[Figure collection entries]

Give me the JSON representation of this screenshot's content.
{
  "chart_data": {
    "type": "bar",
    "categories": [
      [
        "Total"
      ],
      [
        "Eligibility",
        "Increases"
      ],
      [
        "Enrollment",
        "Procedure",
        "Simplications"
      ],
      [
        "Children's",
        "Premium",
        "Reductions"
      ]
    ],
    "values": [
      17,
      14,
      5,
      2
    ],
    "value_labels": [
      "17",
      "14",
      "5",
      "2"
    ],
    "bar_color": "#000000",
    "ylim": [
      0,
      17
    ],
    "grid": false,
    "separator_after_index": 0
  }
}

PROBLEM TO WORK ON -> Every line of the data above should be copied exactly.

SOLUTION TO THIS EXERCISE ->
Give me the JSON representation of this screenshot's content.
{
  "chart_data": {
    "type": "bar",
    "categories": [
      [
        "Total"
      ],
      [
        "Eligibility",
        "Increases"
      ],
      [
        "Enrollment",
        "Procedure",
        "Simplications"
      ],
      [
        "Children's",
        "Premium",
        "Reductions"
      ]
    ],
    "values": [
      17,
      14,
      5,
      2
    ],
    "value_labels": [
      "17",
      "14",
      "5",
      "2"
    ],
    "bar_color": "#000000",
    "ylim": [
      0,
      17
    ],
    "grid": false,
    "separator_after_index": 0
  }
}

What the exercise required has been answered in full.